### [SHORT EXERCISE]
For each line of the data below that holds "page", copy the line.

-- Begin DATA LISTING --

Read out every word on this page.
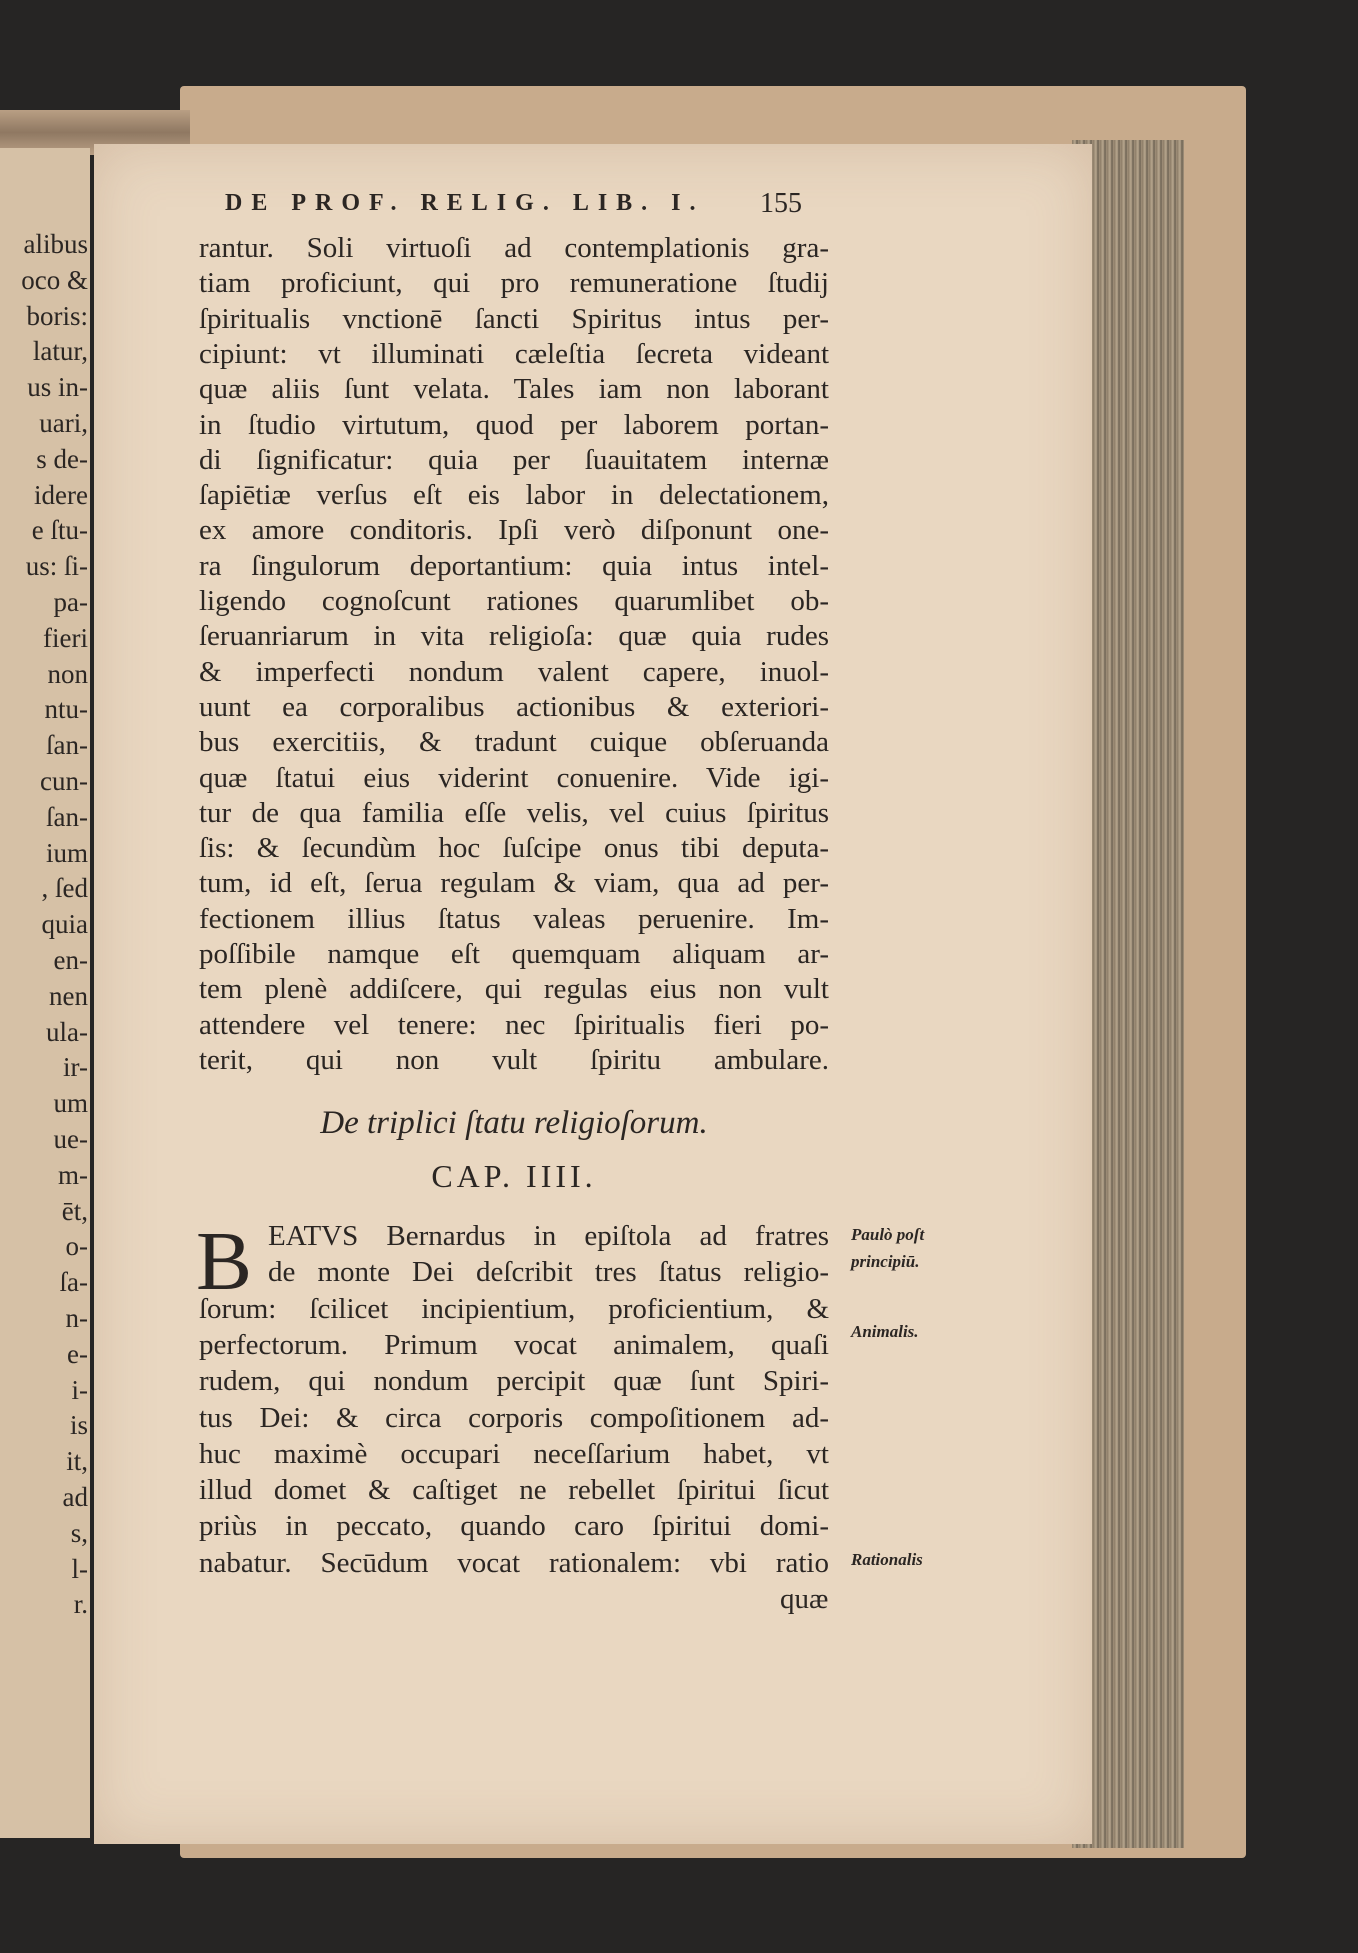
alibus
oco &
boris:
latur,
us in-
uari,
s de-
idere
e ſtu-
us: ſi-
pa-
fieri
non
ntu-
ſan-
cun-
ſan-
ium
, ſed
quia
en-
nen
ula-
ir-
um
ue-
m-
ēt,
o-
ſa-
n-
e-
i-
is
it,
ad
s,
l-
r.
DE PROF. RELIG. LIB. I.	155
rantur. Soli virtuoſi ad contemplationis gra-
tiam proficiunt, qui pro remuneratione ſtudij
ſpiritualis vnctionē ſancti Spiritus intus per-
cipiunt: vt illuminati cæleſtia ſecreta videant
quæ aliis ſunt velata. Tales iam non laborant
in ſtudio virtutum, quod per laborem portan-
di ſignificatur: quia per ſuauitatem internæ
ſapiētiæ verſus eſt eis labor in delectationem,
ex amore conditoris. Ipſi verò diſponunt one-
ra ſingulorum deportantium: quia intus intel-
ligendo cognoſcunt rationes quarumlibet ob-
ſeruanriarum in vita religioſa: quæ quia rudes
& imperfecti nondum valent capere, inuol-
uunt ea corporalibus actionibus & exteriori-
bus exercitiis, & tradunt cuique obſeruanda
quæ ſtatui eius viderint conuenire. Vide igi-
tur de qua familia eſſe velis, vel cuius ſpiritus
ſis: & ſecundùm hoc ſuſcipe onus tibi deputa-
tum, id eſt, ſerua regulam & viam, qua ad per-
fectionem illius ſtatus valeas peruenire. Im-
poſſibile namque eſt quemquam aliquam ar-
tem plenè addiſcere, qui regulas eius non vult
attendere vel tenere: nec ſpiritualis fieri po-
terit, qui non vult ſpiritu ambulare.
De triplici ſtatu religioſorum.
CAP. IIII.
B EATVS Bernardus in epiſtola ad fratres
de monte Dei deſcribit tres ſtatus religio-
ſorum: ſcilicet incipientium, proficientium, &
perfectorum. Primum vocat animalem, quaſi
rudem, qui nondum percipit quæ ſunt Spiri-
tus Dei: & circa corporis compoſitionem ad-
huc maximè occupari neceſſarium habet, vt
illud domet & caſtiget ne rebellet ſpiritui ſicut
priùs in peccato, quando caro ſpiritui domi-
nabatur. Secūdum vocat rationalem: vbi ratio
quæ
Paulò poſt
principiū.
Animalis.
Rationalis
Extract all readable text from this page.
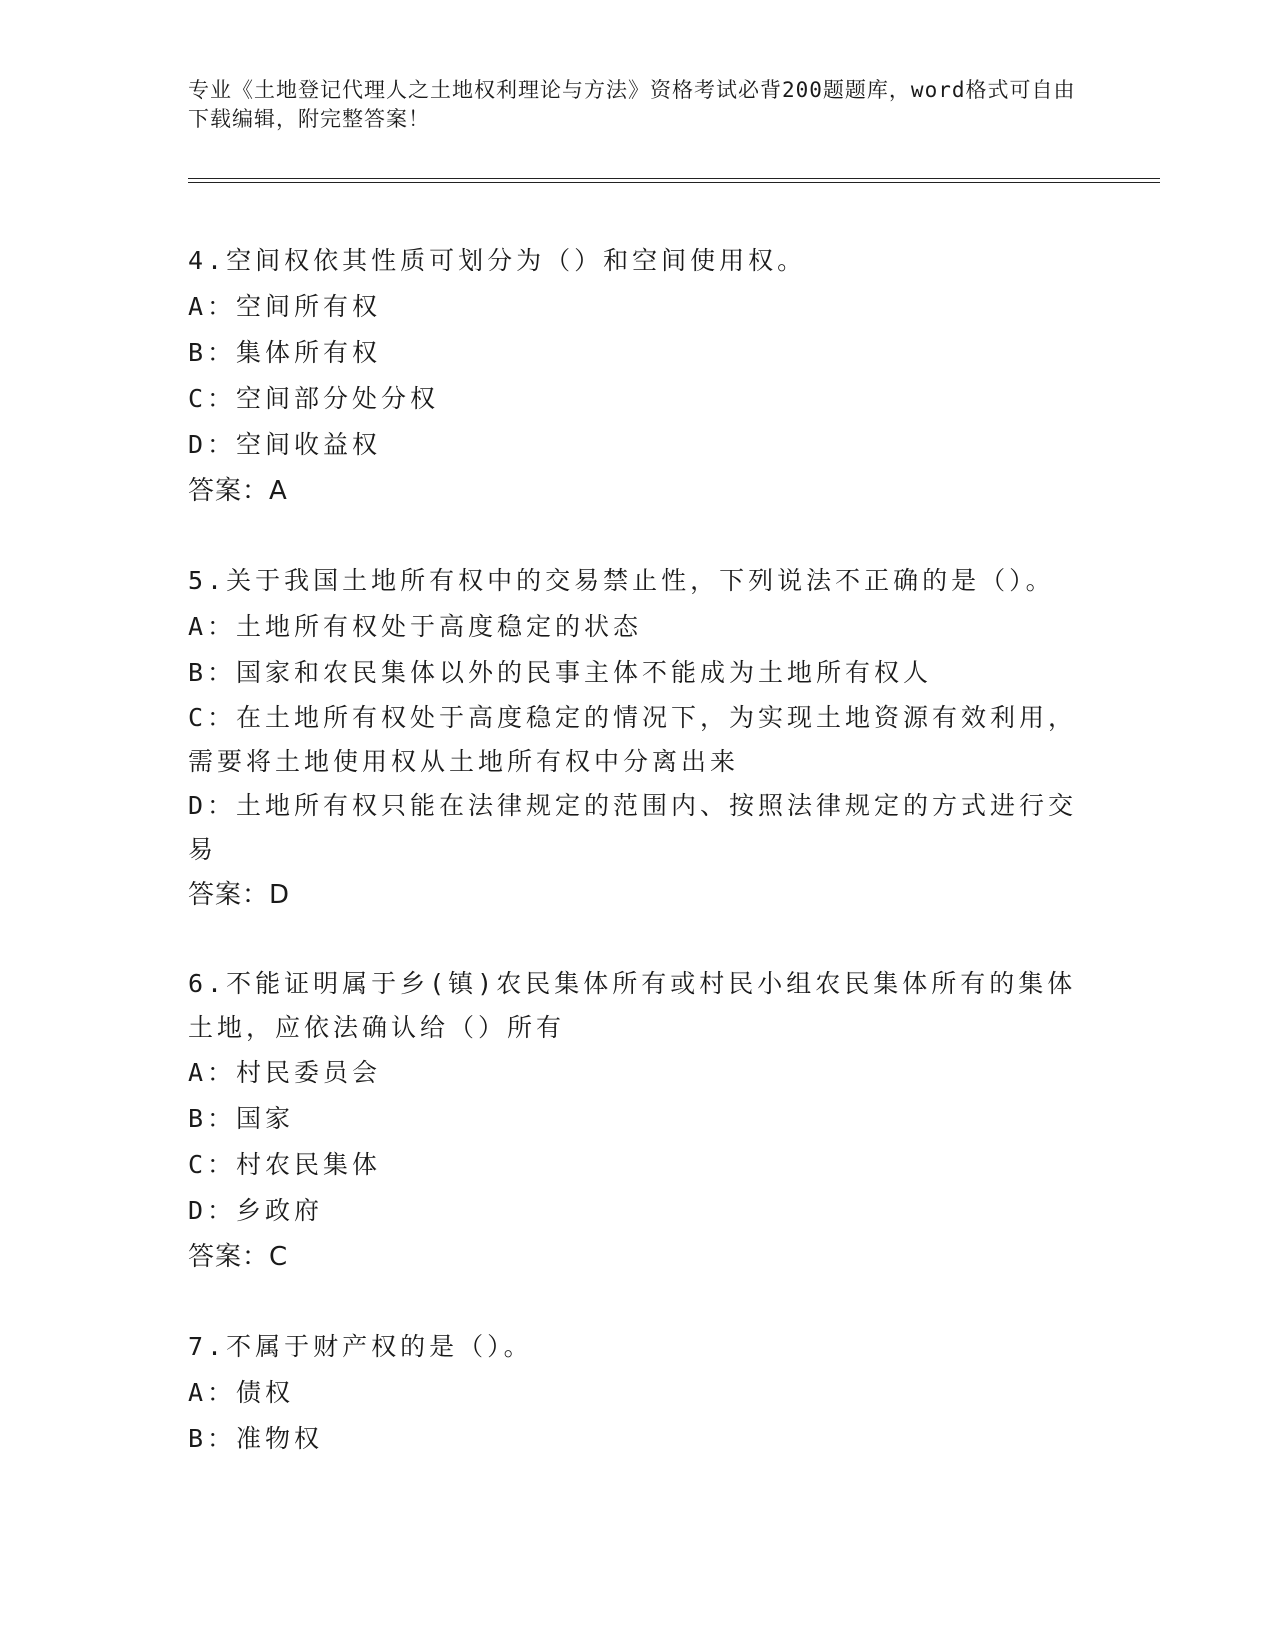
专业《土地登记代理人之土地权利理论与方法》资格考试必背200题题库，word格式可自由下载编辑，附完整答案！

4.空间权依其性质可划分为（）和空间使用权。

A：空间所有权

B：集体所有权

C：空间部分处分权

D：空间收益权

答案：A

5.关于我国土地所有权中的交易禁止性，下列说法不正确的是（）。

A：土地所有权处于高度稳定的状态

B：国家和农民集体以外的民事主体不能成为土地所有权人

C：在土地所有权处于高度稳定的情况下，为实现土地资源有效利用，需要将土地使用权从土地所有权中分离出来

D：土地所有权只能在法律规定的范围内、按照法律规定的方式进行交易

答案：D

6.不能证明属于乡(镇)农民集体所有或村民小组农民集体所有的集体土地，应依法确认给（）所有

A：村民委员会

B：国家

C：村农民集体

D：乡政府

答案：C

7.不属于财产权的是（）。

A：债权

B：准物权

-- End DATA LISTING --

### [THE ANSWER]
Read out every word on this page.
Extract all readable text from this page.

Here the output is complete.